"""
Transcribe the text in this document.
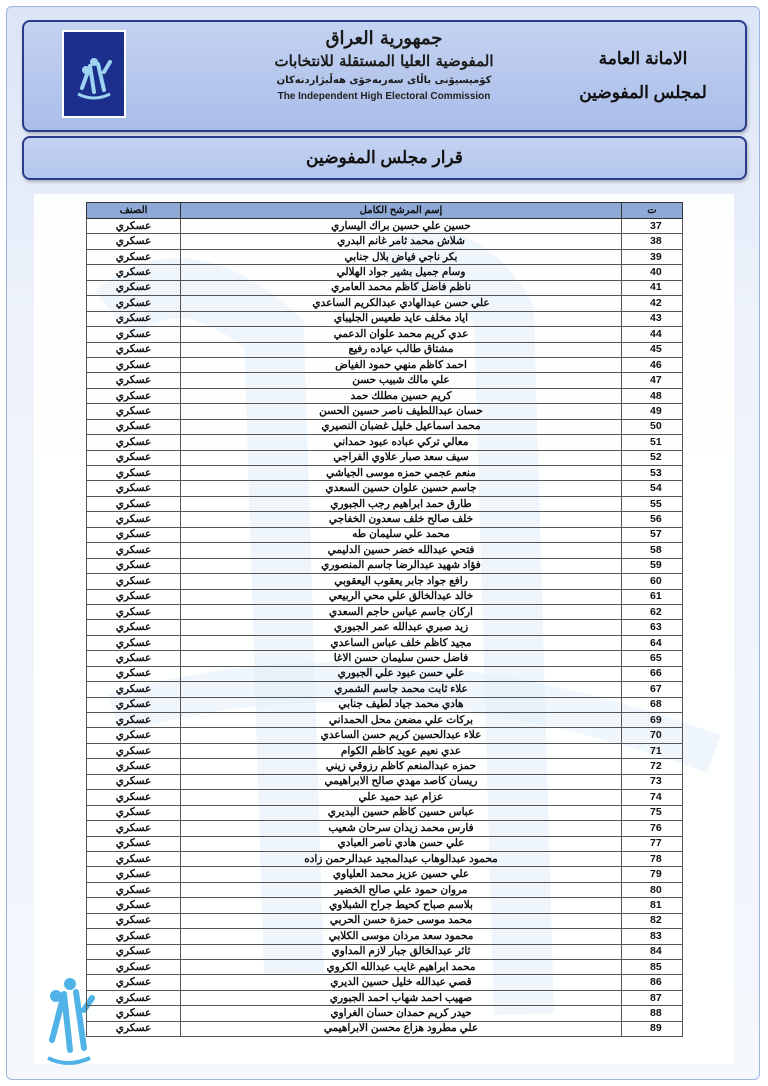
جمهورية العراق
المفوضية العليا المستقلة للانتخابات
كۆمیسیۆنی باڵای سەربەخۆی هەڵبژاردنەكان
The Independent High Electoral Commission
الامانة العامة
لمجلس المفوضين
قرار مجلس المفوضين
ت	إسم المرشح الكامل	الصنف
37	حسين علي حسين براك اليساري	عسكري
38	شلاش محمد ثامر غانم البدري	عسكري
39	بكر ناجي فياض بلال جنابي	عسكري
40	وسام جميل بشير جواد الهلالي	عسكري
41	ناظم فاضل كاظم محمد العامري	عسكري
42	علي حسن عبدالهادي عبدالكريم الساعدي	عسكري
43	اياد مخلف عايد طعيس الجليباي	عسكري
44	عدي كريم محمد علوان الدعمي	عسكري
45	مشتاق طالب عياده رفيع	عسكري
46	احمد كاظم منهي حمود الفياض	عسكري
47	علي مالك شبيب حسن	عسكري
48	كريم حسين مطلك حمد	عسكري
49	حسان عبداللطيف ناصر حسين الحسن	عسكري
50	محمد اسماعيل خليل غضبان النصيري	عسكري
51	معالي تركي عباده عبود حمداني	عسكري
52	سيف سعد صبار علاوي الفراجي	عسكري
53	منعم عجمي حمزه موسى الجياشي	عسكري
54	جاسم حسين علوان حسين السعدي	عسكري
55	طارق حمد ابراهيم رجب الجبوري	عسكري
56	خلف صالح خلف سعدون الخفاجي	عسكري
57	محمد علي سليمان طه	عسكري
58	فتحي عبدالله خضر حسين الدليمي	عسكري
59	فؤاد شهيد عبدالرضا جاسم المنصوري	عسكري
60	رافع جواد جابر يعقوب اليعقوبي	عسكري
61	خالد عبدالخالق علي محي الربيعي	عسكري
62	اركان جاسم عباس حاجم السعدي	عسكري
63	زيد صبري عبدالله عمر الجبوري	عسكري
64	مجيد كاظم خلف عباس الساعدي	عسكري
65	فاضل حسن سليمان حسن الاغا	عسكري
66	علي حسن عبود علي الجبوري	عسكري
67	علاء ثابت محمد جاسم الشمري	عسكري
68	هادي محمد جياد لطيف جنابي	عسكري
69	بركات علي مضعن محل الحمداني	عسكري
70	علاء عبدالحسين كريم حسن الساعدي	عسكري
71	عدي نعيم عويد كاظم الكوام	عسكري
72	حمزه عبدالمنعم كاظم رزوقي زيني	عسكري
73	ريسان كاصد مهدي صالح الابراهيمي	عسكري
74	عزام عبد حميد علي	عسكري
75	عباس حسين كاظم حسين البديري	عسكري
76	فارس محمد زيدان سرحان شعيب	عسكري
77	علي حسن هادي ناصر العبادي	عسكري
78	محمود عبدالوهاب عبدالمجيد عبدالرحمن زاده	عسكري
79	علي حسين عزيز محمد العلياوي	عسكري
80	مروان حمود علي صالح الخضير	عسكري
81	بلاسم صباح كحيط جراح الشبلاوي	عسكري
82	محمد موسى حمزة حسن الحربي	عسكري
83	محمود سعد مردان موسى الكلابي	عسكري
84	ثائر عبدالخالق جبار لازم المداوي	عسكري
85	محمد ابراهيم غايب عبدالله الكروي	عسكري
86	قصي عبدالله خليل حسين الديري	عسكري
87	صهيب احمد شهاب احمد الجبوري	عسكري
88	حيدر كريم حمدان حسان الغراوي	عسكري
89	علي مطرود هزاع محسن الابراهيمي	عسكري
"""
"""
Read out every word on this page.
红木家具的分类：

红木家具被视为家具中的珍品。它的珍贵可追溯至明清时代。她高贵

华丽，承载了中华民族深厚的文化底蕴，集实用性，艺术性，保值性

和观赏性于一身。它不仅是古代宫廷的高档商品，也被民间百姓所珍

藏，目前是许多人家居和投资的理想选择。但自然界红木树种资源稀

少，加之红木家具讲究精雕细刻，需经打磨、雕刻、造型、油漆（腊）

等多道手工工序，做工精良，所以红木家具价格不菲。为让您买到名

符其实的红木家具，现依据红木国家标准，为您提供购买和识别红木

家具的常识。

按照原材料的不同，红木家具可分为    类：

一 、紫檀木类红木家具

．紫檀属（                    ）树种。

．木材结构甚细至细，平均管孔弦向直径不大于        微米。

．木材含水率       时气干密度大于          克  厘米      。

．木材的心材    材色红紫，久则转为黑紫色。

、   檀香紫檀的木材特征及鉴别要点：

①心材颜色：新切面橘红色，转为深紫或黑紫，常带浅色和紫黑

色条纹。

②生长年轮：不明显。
"""
* **EXERCISE**
Gather each line holding the string "حمزه".

* **WRITTEN RESPONSE**
53	منعم عجمي حمزه موسى الجياشي	عسكري
72	حمزه عبدالمنعم كاظم رزوقي زيني	عسكري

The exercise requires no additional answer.